> **WHAT IS NEEDED**:
How many of the lines here include "data"? Answer with a single number.

··· PROVIDED RECORDS

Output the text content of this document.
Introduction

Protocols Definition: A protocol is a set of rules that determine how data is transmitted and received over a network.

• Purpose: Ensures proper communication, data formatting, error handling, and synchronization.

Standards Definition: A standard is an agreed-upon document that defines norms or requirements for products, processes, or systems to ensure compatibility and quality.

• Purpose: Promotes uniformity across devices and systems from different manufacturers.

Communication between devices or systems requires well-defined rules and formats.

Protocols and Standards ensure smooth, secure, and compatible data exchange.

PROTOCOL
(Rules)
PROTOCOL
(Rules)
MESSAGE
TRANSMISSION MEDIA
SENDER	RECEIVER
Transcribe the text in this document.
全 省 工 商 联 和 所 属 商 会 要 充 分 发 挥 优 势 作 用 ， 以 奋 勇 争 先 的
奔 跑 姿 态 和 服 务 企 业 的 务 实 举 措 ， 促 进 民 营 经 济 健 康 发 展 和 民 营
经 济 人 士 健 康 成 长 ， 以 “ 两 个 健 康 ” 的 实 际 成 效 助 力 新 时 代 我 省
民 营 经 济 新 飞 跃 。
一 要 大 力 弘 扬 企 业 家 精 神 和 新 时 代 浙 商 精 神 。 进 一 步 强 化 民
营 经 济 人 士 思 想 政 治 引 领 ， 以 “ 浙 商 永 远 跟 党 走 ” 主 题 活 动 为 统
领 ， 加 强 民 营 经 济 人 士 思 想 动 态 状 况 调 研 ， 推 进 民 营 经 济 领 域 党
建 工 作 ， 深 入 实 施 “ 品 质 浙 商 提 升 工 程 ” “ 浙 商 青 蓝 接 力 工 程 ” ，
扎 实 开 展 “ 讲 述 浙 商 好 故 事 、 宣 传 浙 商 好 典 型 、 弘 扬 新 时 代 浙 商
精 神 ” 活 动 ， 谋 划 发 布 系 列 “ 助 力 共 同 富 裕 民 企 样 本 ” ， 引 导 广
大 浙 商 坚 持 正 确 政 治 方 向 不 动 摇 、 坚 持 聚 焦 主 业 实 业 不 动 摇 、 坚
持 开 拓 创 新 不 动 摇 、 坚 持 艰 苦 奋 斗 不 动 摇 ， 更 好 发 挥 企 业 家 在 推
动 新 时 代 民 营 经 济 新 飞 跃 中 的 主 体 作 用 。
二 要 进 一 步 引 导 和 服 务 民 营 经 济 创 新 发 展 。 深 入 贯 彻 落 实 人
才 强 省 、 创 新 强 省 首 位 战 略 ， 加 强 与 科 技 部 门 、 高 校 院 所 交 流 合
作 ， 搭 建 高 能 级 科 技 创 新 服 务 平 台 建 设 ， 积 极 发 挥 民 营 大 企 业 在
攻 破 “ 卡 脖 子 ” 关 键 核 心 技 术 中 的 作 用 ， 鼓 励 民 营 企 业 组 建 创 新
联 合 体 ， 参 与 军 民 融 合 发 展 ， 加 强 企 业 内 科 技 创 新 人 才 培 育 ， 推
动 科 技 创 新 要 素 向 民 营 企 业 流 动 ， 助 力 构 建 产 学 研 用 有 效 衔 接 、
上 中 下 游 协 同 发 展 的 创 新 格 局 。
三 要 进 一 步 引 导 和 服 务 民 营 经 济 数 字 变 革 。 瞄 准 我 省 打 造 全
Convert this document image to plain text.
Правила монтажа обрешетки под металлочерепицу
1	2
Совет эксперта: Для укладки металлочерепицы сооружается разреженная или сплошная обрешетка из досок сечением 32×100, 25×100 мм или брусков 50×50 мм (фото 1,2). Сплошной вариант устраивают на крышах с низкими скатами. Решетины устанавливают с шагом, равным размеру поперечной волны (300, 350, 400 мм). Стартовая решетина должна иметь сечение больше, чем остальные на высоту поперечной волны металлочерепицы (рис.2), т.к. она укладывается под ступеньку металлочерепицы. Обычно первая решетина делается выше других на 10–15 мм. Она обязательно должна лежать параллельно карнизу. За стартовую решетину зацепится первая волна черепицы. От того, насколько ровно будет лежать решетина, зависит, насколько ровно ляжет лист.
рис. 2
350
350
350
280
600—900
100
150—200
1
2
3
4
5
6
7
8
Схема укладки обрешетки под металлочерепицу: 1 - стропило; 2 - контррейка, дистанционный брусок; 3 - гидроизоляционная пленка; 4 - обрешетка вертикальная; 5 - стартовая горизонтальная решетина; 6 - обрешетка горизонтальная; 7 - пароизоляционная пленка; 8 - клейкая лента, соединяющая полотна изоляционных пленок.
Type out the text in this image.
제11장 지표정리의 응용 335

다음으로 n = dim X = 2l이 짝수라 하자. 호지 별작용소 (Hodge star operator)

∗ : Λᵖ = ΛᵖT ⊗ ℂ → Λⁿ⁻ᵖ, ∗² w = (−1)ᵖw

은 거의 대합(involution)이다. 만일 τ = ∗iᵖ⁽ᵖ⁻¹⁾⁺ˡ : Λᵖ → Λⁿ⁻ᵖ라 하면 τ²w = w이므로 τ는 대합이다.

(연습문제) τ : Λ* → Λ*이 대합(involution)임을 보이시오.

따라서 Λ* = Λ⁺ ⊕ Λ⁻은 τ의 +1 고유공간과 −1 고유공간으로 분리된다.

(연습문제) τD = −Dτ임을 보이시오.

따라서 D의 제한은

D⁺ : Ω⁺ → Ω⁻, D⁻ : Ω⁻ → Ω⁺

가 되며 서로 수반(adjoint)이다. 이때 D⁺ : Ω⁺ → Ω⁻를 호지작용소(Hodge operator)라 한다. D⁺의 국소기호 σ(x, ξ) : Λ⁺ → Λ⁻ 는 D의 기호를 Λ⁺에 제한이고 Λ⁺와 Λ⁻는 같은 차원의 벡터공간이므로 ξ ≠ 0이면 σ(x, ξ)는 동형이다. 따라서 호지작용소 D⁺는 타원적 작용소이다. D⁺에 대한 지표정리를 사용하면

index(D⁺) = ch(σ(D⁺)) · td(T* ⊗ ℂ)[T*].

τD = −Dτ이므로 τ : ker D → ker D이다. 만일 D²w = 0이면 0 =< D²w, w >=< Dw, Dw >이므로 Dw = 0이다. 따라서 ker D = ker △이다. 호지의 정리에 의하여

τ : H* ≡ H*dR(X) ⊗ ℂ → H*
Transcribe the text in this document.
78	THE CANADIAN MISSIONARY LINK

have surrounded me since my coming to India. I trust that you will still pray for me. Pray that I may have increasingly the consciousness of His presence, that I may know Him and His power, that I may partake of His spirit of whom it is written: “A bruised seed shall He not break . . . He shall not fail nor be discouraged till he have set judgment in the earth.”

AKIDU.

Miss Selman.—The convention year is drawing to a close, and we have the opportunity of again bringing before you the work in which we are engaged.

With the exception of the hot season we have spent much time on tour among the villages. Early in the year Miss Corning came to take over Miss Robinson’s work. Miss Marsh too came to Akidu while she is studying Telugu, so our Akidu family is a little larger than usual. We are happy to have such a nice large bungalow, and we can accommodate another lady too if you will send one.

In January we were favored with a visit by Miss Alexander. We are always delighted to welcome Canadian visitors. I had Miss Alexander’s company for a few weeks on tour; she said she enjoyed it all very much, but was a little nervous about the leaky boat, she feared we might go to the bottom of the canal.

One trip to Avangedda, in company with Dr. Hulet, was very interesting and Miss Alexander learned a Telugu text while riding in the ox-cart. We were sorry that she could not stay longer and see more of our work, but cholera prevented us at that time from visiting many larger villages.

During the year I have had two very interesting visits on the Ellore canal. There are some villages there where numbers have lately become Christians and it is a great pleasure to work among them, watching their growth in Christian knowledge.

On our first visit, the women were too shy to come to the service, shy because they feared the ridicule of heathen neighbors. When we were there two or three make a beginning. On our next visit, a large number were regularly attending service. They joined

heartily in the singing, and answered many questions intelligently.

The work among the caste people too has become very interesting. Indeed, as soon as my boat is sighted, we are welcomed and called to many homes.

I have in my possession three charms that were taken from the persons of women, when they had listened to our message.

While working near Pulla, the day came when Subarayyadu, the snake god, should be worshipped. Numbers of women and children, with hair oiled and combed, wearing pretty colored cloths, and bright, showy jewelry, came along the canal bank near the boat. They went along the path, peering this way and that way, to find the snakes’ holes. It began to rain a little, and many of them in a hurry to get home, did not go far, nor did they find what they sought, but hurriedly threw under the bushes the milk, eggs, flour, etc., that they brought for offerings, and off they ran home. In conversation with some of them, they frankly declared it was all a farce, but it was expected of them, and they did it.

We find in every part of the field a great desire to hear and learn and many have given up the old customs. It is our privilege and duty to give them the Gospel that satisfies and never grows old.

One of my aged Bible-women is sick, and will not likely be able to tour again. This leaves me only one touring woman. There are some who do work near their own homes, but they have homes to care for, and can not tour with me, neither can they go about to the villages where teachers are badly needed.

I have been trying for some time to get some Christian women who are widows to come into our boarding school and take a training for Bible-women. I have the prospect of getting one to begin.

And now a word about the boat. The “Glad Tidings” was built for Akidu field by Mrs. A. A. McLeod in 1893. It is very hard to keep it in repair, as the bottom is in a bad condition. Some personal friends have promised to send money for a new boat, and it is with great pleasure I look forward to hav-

······

> **RESPONSE BELOW**:
3